Material for this task.
= = =
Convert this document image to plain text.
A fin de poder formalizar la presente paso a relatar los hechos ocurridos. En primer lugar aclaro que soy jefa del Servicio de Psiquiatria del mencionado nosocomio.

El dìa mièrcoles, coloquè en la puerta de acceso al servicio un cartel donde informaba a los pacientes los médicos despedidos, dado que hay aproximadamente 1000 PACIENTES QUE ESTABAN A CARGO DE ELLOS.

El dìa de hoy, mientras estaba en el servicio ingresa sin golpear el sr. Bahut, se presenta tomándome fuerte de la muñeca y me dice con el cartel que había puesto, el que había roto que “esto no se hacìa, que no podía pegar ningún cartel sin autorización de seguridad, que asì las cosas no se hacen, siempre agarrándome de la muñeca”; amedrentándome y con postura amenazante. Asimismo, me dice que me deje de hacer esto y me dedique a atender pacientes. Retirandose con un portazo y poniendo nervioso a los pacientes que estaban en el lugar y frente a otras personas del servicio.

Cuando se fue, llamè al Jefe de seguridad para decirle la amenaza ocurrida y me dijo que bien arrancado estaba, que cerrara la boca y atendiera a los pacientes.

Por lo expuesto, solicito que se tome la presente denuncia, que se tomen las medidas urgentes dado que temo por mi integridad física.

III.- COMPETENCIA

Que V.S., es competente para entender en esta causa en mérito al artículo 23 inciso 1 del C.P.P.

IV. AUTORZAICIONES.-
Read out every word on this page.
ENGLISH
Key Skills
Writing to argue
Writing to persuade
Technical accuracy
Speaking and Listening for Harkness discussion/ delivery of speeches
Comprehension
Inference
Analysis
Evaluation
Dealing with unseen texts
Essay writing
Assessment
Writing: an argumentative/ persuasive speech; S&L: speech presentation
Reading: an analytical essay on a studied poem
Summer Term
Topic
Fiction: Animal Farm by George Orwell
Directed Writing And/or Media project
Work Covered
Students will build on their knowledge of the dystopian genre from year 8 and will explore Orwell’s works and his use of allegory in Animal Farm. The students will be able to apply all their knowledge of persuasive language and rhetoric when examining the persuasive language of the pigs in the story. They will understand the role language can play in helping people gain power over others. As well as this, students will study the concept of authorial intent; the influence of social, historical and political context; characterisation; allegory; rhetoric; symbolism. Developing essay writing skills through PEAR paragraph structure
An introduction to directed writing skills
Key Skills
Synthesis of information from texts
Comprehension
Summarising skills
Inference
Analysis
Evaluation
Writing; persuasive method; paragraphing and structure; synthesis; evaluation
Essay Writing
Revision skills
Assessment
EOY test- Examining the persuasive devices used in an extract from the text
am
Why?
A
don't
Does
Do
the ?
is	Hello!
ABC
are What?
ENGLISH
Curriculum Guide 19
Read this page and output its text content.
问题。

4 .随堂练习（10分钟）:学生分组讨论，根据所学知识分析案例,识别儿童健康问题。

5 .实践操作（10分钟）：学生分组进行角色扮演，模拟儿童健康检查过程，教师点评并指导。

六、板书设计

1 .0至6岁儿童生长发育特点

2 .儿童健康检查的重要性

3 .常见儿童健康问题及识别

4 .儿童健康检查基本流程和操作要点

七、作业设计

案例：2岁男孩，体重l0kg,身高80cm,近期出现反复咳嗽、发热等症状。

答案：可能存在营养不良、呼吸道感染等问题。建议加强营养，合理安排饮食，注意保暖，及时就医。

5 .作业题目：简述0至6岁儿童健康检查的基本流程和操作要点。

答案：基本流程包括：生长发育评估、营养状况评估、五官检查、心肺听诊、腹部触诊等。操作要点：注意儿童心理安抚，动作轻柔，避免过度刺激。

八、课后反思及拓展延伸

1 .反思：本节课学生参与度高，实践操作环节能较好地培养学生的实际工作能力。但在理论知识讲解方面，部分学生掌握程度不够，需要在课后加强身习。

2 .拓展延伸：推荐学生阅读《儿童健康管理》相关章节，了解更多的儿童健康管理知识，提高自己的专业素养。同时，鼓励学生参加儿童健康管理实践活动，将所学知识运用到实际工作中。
= = =
Task prompt. Retype all the material above precisely, with no line left out.

Exercise output.
Convert this document image to plain text.
A fin de poder formalizar la presente paso a relatar los hechos ocurridos. En primer lugar aclaro que soy jefa del Servicio de Psiquiatria del mencionado nosocomio.

El dìa mièrcoles, coloquè en la puerta de acceso al servicio un cartel donde informaba a los pacientes los médicos despedidos, dado que hay aproximadamente 1000 PACIENTES QUE ESTABAN A CARGO DE ELLOS.

El dìa de hoy, mientras estaba en el servicio ingresa sin golpear el sr. Bahut, se presenta tomándome fuerte de la muñeca y me dice con el cartel que había puesto, el que había roto que “esto no se hacìa, que no podía pegar ningún cartel sin autorización de seguridad, que asì las cosas no se hacen, siempre agarrándome de la muñeca”; amedrentándome y con postura amenazante. Asimismo, me dice que me deje de hacer esto y me dedique a atender pacientes. Retirandose con un portazo y poniendo nervioso a los pacientes que estaban en el lugar y frente a otras personas del servicio.

Cuando se fue, llamè al Jefe de seguridad para decirle la amenaza ocurrida y me dijo que bien arrancado estaba, que cerrara la boca y atendiera a los pacientes.

Por lo expuesto, solicito que se tome la presente denuncia, que se tomen las medidas urgentes dado que temo por mi integridad física.

III.- COMPETENCIA

Que V.S., es competente para entender en esta causa en mérito al artículo 23 inciso 1 del C.P.P.

IV. AUTORZAICIONES.-
Read out every word on this page.
ENGLISH
Key Skills
Writing to argue
Writing to persuade
Technical accuracy
Speaking and Listening for Harkness discussion/ delivery of speeches
Comprehension
Inference
Analysis
Evaluation
Dealing with unseen texts
Essay writing
Assessment
Writing: an argumentative/ persuasive speech; S&L: speech presentation
Reading: an analytical essay on a studied poem
Summer Term
Topic
Fiction: Animal Farm by George Orwell
Directed Writing And/or Media project
Work Covered
Students will build on their knowledge of the dystopian genre from year 8 and will explore Orwell’s works and his use of allegory in Animal Farm. The students will be able to apply all their knowledge of persuasive language and rhetoric when examining the persuasive language of the pigs in the story. They will understand the role language can play in helping people gain power over others. As well as this, students will study the concept of authorial intent; the influence of social, historical and political context; characterisation; allegory; rhetoric; symbolism. Developing essay writing skills through PEAR paragraph structure
An introduction to directed writing skills
Key Skills
Synthesis of information from texts
Comprehension
Summarising skills
Inference
Analysis
Evaluation
Writing; persuasive method; paragraphing and structure; synthesis; evaluation
Essay Writing
Revision skills
Assessment
EOY test- Examining the persuasive devices used in an extract from the text
am
Why?
A
don't
Does
Do
the ?
is	Hello!
ABC
are What?
ENGLISH
Curriculum Guide 19
Read this page and output its text content.
问题。

4 .随堂练习（10分钟）:学生分组讨论，根据所学知识分析案例,识别儿童健康问题。

5 .实践操作（10分钟）：学生分组进行角色扮演，模拟儿童健康检查过程，教师点评并指导。

六、板书设计

1 .0至6岁儿童生长发育特点

2 .儿童健康检查的重要性

3 .常见儿童健康问题及识别

4 .儿童健康检查基本流程和操作要点

七、作业设计

案例：2岁男孩，体重l0kg,身高80cm,近期出现反复咳嗽、发热等症状。

答案：可能存在营养不良、呼吸道感染等问题。建议加强营养，合理安排饮食，注意保暖，及时就医。

5 .作业题目：简述0至6岁儿童健康检查的基本流程和操作要点。

答案：基本流程包括：生长发育评估、营养状况评估、五官检查、心肺听诊、腹部触诊等。操作要点：注意儿童心理安抚，动作轻柔，避免过度刺激。

八、课后反思及拓展延伸

1 .反思：本节课学生参与度高，实践操作环节能较好地培养学生的实际工作能力。但在理论知识讲解方面，部分学生掌握程度不够，需要在课后加强身习。

2 .拓展延伸：推荐学生阅读《儿童健康管理》相关章节，了解更多的儿童健康管理知识，提高自己的专业素养。同时，鼓励学生参加儿童健康管理实践活动，将所学知识运用到实际工作中。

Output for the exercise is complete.